- REQUEST: Write out the entries verbatim and leave the images out of the copy.

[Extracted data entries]
⁂

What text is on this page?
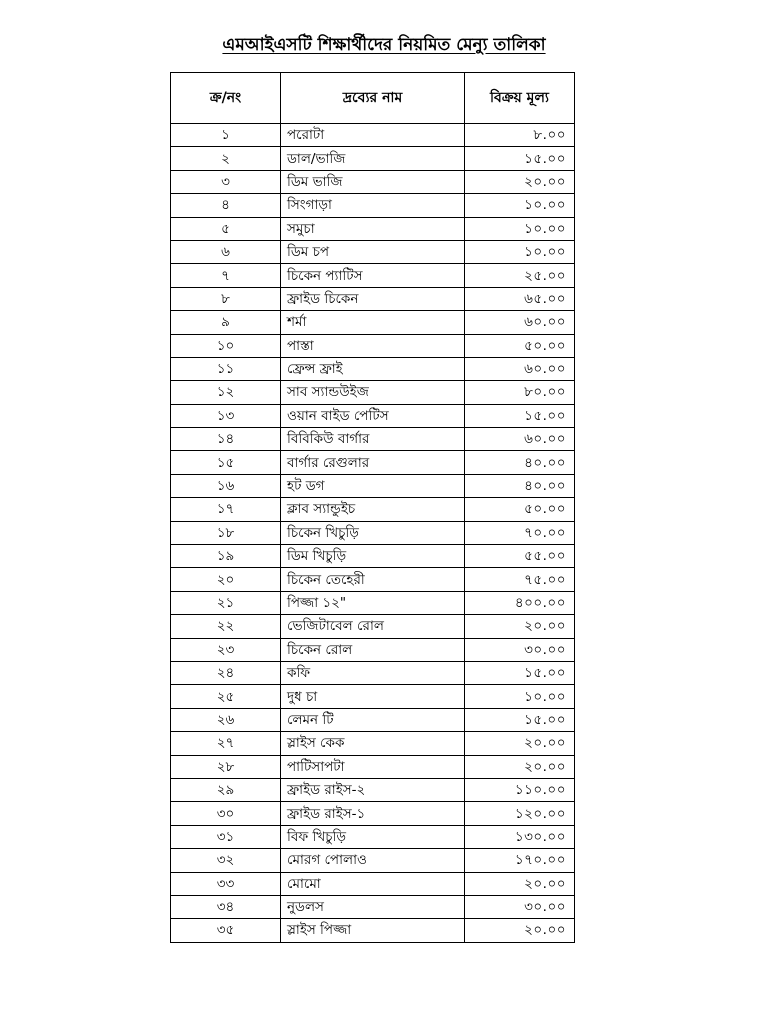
এমআইএসটি শিক্ষার্থীদের নিয়মিত মেন্যু তালিকা
ক্র/নং	দ্রব্যের নাম	বিক্রয় মূল্য
১	পরোটা	৮.০০
২	ডাল/ভাজি	১৫.০০
৩	ডিম ভাজি	২০.০০
৪	সিংগাড়া	১০.০০
৫	সমুচা	১০.০০
৬	ডিম চপ	১০.০০
৭	চিকেন প্যাটিস	২৫.০০
৮	ফ্রাইড চিকেন	৬৫.০০
৯	শর্মা	৬০.০০
১০	পাস্তা	৫০.০০
১১	ফ্রেন্স ফ্রাই	৬০.০০
১২	সাব স্যান্ডউইজ	৮০.০০
১৩	ওয়ান বাইড পেটিস	১৫.০০
১৪	বিবিকিউ বার্গার	৬০.০০
১৫	বার্গার রেগুলার	৪০.০০
১৬	হট ডগ	৪০.০০
১৭	ক্লাব স্যান্ডুইচ	৫০.০০
১৮	চিকেন খিচুড়ি	৭০.০০
১৯	ডিম খিচুড়ি	৫৫.০০
২০	চিকেন তেহেরী	৭৫.০০
২১	পিজ্জা ১২"	৪০০.০০
২২	ভেজিটাবেল রোল	২০.০০
২৩	চিকেন রোল	৩০.০০
২৪	কফি	১৫.০০
২৫	দুধ চা	১০.০০
২৬	লেমন টি	১৫.০০
২৭	স্লাইস কেক	২০.০০
২৮	পাটিসাপটা	২০.০০
২৯	ফ্রাইড রাইস-২	১১০.০০
৩০	ফ্রাইড রাইস-১	১২০.০০
৩১	বিফ খিচুড়ি	১৩০.০০
৩২	মোরগ পোলাও	১৭০.০০
৩৩	মোমো	২০.০০
৩৪	নুডলস	৩০.০০
৩৫	স্লাইস পিজ্জা	২০.০০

⁂

- WRITTEN REPLY:
What text is on this page?
এমআইএসটি শিক্ষার্থীদের নিয়মিত মেন্যু তালিকা
ক্র/নং	দ্রব্যের নাম	বিক্রয় মূল্য
১	পরোটা	৮.০০
২	ডাল/ভাজি	১৫.০০
৩	ডিম ভাজি	২০.০০
৪	সিংগাড়া	১০.০০
৫	সমুচা	১০.০০
৬	ডিম চপ	১০.০০
৭	চিকেন প্যাটিস	২৫.০০
৮	ফ্রাইড চিকেন	৬৫.০০
৯	শর্মা	৬০.০০
১০	পাস্তা	৫০.০০
১১	ফ্রেন্স ফ্রাই	৬০.০০
১২	সাব স্যান্ডউইজ	৮০.০০
১৩	ওয়ান বাইড পেটিস	১৫.০০
১৪	বিবিকিউ বার্গার	৬০.০০
১৫	বার্গার রেগুলার	৪০.০০
১৬	হট ডগ	৪০.০০
১৭	ক্লাব স্যান্ডুইচ	৫০.০০
১৮	চিকেন খিচুড়ি	৭০.০০
১৯	ডিম খিচুড়ি	৫৫.০০
২০	চিকেন তেহেরী	৭৫.০০
২১	পিজ্জা ১২"	৪০০.০০
২২	ভেজিটাবেল রোল	২০.০০
২৩	চিকেন রোল	৩০.০০
২৪	কফি	১৫.০০
২৫	দুধ চা	১০.০০
২৬	লেমন টি	১৫.০০
২৭	স্লাইস কেক	২০.০০
২৮	পাটিসাপটা	২০.০০
২৯	ফ্রাইড রাইস-২	১১০.০০
৩০	ফ্রাইড রাইস-১	১২০.০০
৩১	বিফ খিচুড়ি	১৩০.০০
৩২	মোরগ পোলাও	১৭০.০০
৩৩	মোমো	২০.০০
৩৪	নুডলস	৩০.০০
৩৫	স্লাইস পিজ্জা	২০.০০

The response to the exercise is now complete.